Saved entries
-------

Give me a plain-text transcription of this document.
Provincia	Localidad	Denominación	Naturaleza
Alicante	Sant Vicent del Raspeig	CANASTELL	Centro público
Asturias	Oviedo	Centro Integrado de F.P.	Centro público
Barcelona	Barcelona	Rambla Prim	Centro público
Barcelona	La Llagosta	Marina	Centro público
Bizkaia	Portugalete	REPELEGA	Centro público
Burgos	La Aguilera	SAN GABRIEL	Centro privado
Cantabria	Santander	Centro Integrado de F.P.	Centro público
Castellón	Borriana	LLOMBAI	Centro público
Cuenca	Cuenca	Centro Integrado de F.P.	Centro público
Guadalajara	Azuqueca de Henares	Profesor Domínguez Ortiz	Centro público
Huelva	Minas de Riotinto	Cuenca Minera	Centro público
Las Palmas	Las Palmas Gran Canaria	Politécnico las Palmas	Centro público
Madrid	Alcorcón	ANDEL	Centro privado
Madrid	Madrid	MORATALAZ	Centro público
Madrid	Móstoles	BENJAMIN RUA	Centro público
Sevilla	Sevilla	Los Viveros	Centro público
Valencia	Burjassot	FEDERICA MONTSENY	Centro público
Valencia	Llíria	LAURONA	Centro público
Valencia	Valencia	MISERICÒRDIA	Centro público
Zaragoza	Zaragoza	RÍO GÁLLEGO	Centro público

-------

Problem
How many lines in the records above contain the word "Cuenca"? Give only the number.

Finished exercise
2